DESCRIPTION OF THE TASK
The entries below need to be written out exactly, with no pictures included.

RECORDED INFORMATION
+++
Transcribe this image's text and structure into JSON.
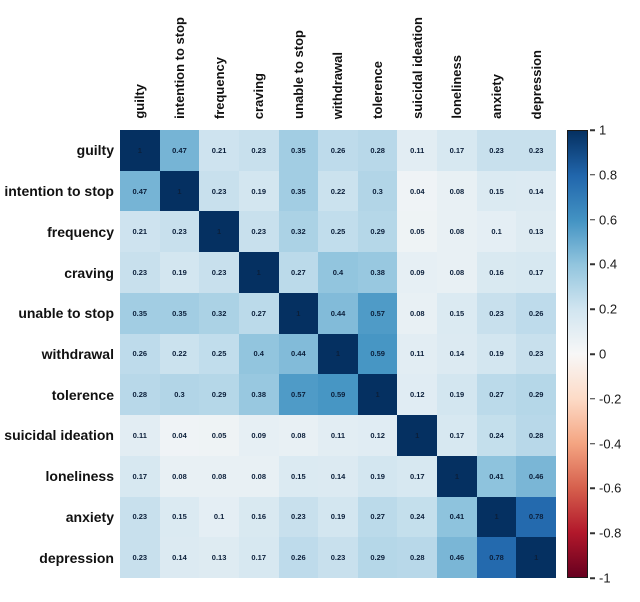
{
  "figure": {
    "background": "#ffffff",
    "cell_text_color": "#0b1f3a"
  },
  "chart_data": {
    "type": "heatmap",
    "title": "",
    "variables": [
      "guilty",
      "intention to stop",
      "frequency",
      "craving",
      "unable to stop",
      "withdrawal",
      "tolerence",
      "suicidal ideation",
      "loneliness",
      "anxiety",
      "depression"
    ],
    "matrix": [
      [
        1,
        0.47,
        0.21,
        0.23,
        0.35,
        0.26,
        0.28,
        0.11,
        0.17,
        0.23,
        0.23
      ],
      [
        0.47,
        1,
        0.23,
        0.19,
        0.35,
        0.22,
        0.3,
        0.04,
        0.08,
        0.15,
        0.14
      ],
      [
        0.21,
        0.23,
        1,
        0.23,
        0.32,
        0.25,
        0.29,
        0.05,
        0.08,
        0.1,
        0.13
      ],
      [
        0.23,
        0.19,
        0.23,
        1,
        0.27,
        0.4,
        0.38,
        0.09,
        0.08,
        0.16,
        0.17
      ],
      [
        0.35,
        0.35,
        0.32,
        0.27,
        1,
        0.44,
        0.57,
        0.08,
        0.15,
        0.23,
        0.26
      ],
      [
        0.26,
        0.22,
        0.25,
        0.4,
        0.44,
        1,
        0.59,
        0.11,
        0.14,
        0.19,
        0.23
      ],
      [
        0.28,
        0.3,
        0.29,
        0.38,
        0.57,
        0.59,
        1,
        0.12,
        0.19,
        0.27,
        0.29
      ],
      [
        0.11,
        0.04,
        0.05,
        0.09,
        0.08,
        0.11,
        0.12,
        1,
        0.17,
        0.24,
        0.28
      ],
      [
        0.17,
        0.08,
        0.08,
        0.08,
        0.15,
        0.14,
        0.19,
        0.17,
        1,
        0.41,
        0.46
      ],
      [
        0.23,
        0.15,
        0.1,
        0.16,
        0.23,
        0.19,
        0.27,
        0.24,
        0.41,
        1,
        0.78
      ],
      [
        0.23,
        0.14,
        0.13,
        0.17,
        0.26,
        0.23,
        0.29,
        0.28,
        0.46,
        0.78,
        1
      ]
    ],
    "value_range": [
      -1,
      1
    ],
    "grid": false,
    "colorbar": {
      "position": "right",
      "tick_labels": [
        "1",
        "0.8",
        "0.6",
        "0.4",
        "0.2",
        "0",
        "-0.2",
        "-0.4",
        "-0.6",
        "-0.8",
        "-1"
      ],
      "tick_values": [
        1,
        0.8,
        0.6,
        0.4,
        0.2,
        0,
        -0.2,
        -0.4,
        -0.6,
        -0.8,
        -1
      ],
      "colormap": "RdBu",
      "gradient_anchors_low_to_high": [
        "#67001f",
        "#b2182b",
        "#d6604d",
        "#f4a582",
        "#fddbc7",
        "#f7f7f7",
        "#d1e5f0",
        "#92c5de",
        "#4393c3",
        "#2166ac",
        "#053061"
      ]
    }
  }
}
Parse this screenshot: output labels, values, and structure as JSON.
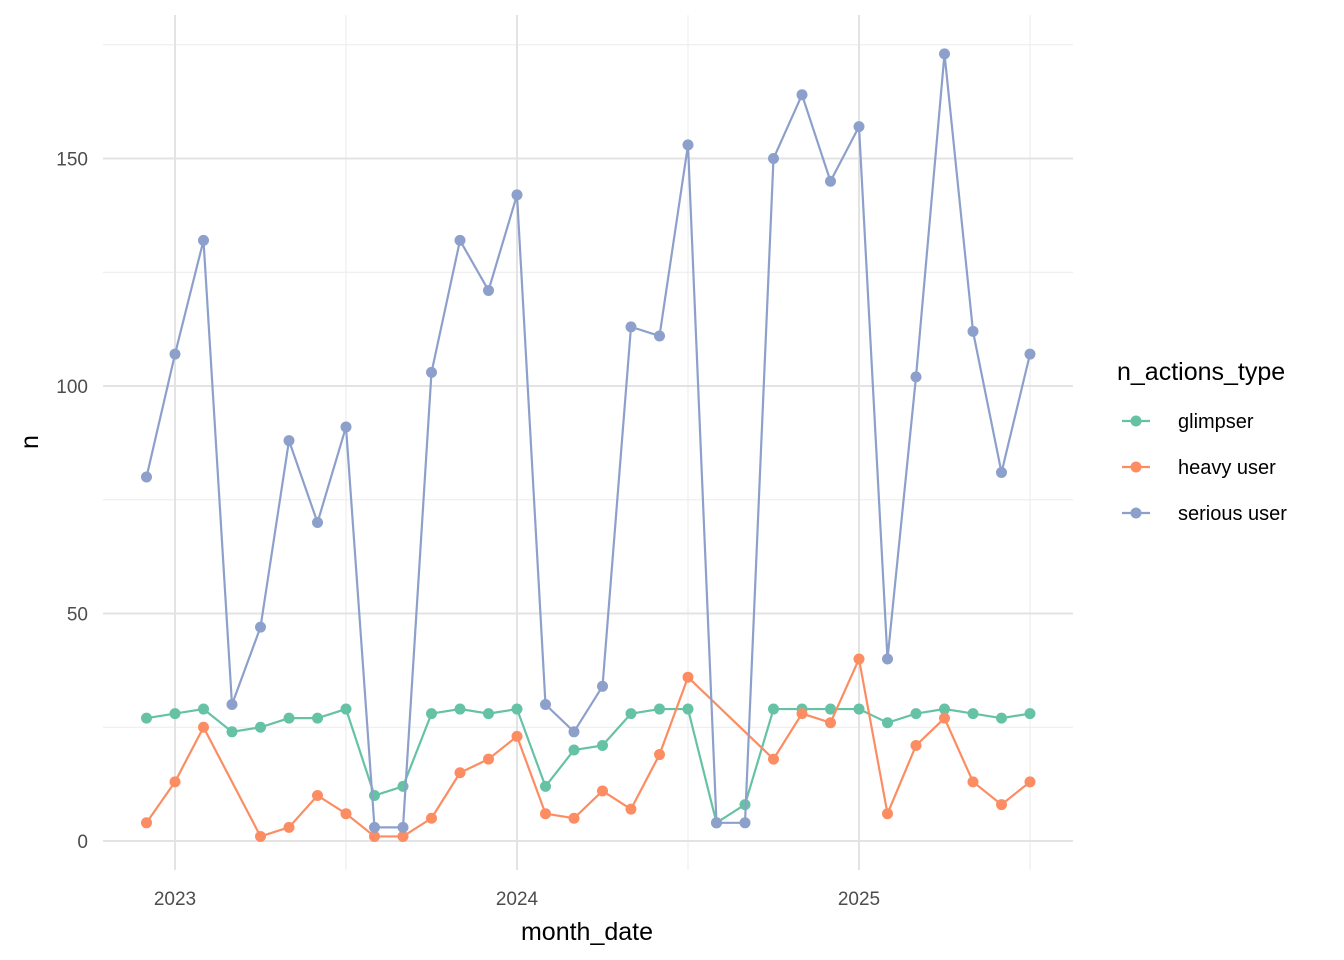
{
  "chart_data": {
    "type": "line",
    "title": "",
    "xlabel": "month_date",
    "ylabel": "n",
    "x_ticks": [
      "2023",
      "2024",
      "2025"
    ],
    "y_ticks": [
      0,
      50,
      100,
      150
    ],
    "ylim": [
      -6,
      182
    ],
    "grid": true,
    "legend": {
      "title": "n_actions_type",
      "position": "right"
    },
    "x": [
      "2022-12",
      "2023-01",
      "2023-02",
      "2023-03",
      "2023-04",
      "2023-05",
      "2023-06",
      "2023-07",
      "2023-08",
      "2023-09",
      "2023-10",
      "2023-11",
      "2023-12",
      "2024-01",
      "2024-02",
      "2024-03",
      "2024-04",
      "2024-05",
      "2024-06",
      "2024-07",
      "2024-08",
      "2024-09",
      "2024-10",
      "2024-11",
      "2024-12",
      "2025-01",
      "2025-02",
      "2025-03",
      "2025-04",
      "2025-05",
      "2025-06",
      "2025-07"
    ],
    "series": [
      {
        "name": "glimpser",
        "color": "#66c2a5",
        "values": [
          27,
          28,
          29,
          24,
          25,
          27,
          27,
          29,
          10,
          12,
          28,
          29,
          28,
          29,
          12,
          20,
          21,
          28,
          29,
          29,
          4,
          8,
          29,
          29,
          29,
          29,
          26,
          28,
          29,
          28,
          27,
          28
        ]
      },
      {
        "name": "heavy user",
        "color": "#fc8d62",
        "values": [
          4,
          13,
          25,
          null,
          1,
          3,
          10,
          6,
          1,
          1,
          5,
          15,
          18,
          23,
          6,
          5,
          11,
          7,
          19,
          36,
          null,
          null,
          18,
          28,
          26,
          40,
          6,
          21,
          27,
          13,
          8,
          13
        ]
      },
      {
        "name": "serious user",
        "color": "#8da0cb",
        "values": [
          80,
          107,
          132,
          30,
          47,
          88,
          70,
          91,
          3,
          3,
          103,
          132,
          121,
          142,
          30,
          24,
          34,
          113,
          111,
          153,
          4,
          4,
          150,
          164,
          145,
          157,
          40,
          102,
          173,
          112,
          81,
          107
        ]
      }
    ]
  }
}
+++
RESULT OF THIS TASK
Transcribe this image's text and structure into JSON.
{
  "figure": {
    "background": "#ffffff",
    "cell_text_color": "#0b1f3a"
  },
  "chart_data": {
    "type": "heatmap",
    "title": "",
    "variables": [
      "guilty",
      "intention to stop",
      "frequency",
      "craving",
      "unable to stop",
      "withdrawal",
      "tolerence",
      "suicidal ideation",
      "loneliness",
      "anxiety",
      "depression"
    ],
    "matrix": [
      [
        1,
        0.47,
        0.21,
        0.23,
        0.35,
        0.26,
        0.28,
        0.11,
        0.17,
        0.23,
        0.23
      ],
      [
        0.47,
        1,
        0.23,
        0.19,
        0.35,
        0.22,
        0.3,
        0.04,
        0.08,
        0.15,
        0.14
      ],
      [
        0.21,
        0.23,
        1,
        0.23,
        0.32,
        0.25,
        0.29,
        0.05,
        0.08,
        0.1,
        0.13
      ],
      [
        0.23,
        0.19,
        0.23,
        1,
        0.27,
        0.4,
        0.38,
        0.09,
        0.08,
        0.16,
        0.17
      ],
      [
        0.35,
        0.35,
        0.32,
        0.27,
        1,
        0.44,
        0.57,
        0.08,
        0.15,
        0.23,
        0.26
      ],
      [
        0.26,
        0.22,
        0.25,
        0.4,
        0.44,
        1,
        0.59,
        0.11,
        0.14,
        0.19,
        0.23
      ],
      [
        0.28,
        0.3,
        0.29,
        0.38,
        0.57,
        0.59,
        1,
        0.12,
        0.19,
        0.27,
        0.29
      ],
      [
        0.11,
        0.04,
        0.05,
        0.09,
        0.08,
        0.11,
        0.12,
        1,
        0.17,
        0.24,
        0.28
      ],
      [
        0.17,
        0.08,
        0.08,
        0.08,
        0.15,
        0.14,
        0.19,
        0.17,
        1,
        0.41,
        0.46
      ],
      [
        0.23,
        0.15,
        0.1,
        0.16,
        0.23,
        0.19,
        0.27,
        0.24,
        0.41,
        1,
        0.78
      ],
      [
        0.23,
        0.14,
        0.13,
        0.17,
        0.26,
        0.23,
        0.29,
        0.28,
        0.46,
        0.78,
        1
      ]
    ],
    "value_range": [
      -1,
      1
    ],
    "grid": false,
    "colorbar": {
      "position": "right",
      "tick_labels": [
        "1",
        "0.8",
        "0.6",
        "0.4",
        "0.2",
        "0",
        "-0.2",
        "-0.4",
        "-0.6",
        "-0.8",
        "-1"
      ],
      "tick_values": [
        1,
        0.8,
        0.6,
        0.4,
        0.2,
        0,
        -0.2,
        -0.4,
        -0.6,
        -0.8,
        -1
      ],
      "colormap": "RdBu",
      "gradient_anchors_low_to_high": [
        "#67001f",
        "#b2182b",
        "#d6604d",
        "#f4a582",
        "#fddbc7",
        "#f7f7f7",
        "#d1e5f0",
        "#92c5de",
        "#4393c3",
        "#2166ac",
        "#053061"
      ]
    }
  }
}
Parse this screenshot: output labels, values, and structure as JSON.
{
  "chart_data": {
    "type": "line",
    "title": "",
    "xlabel": "month_date",
    "ylabel": "n",
    "x_ticks": [
      "2023",
      "2024",
      "2025"
    ],
    "y_ticks": [
      0,
      50,
      100,
      150
    ],
    "ylim": [
      -6,
      182
    ],
    "grid": true,
    "legend": {
      "title": "n_actions_type",
      "position": "right"
    },
    "x": [
      "2022-12",
      "2023-01",
      "2023-02",
      "2023-03",
      "2023-04",
      "2023-05",
      "2023-06",
      "2023-07",
      "2023-08",
      "2023-09",
      "2023-10",
      "2023-11",
      "2023-12",
      "2024-01",
      "2024-02",
      "2024-03",
      "2024-04",
      "2024-05",
      "2024-06",
      "2024-07",
      "2024-08",
      "2024-09",
      "2024-10",
      "2024-11",
      "2024-12",
      "2025-01",
      "2025-02",
      "2025-03",
      "2025-04",
      "2025-05",
      "2025-06",
      "2025-07"
    ],
    "series": [
      {
        "name": "glimpser",
        "color": "#66c2a5",
        "values": [
          27,
          28,
          29,
          24,
          25,
          27,
          27,
          29,
          10,
          12,
          28,
          29,
          28,
          29,
          12,
          20,
          21,
          28,
          29,
          29,
          4,
          8,
          29,
          29,
          29,
          29,
          26,
          28,
          29,
          28,
          27,
          28
        ]
      },
      {
        "name": "heavy user",
        "color": "#fc8d62",
        "values": [
          4,
          13,
          25,
          null,
          1,
          3,
          10,
          6,
          1,
          1,
          5,
          15,
          18,
          23,
          6,
          5,
          11,
          7,
          19,
          36,
          null,
          null,
          18,
          28,
          26,
          40,
          6,
          21,
          27,
          13,
          8,
          13
        ]
      },
      {
        "name": "serious user",
        "color": "#8da0cb",
        "values": [
          80,
          107,
          132,
          30,
          47,
          88,
          70,
          91,
          3,
          3,
          103,
          132,
          121,
          142,
          30,
          24,
          34,
          113,
          111,
          153,
          4,
          4,
          150,
          164,
          145,
          157,
          40,
          102,
          173,
          112,
          81,
          107
        ]
      }
    ]
  }
}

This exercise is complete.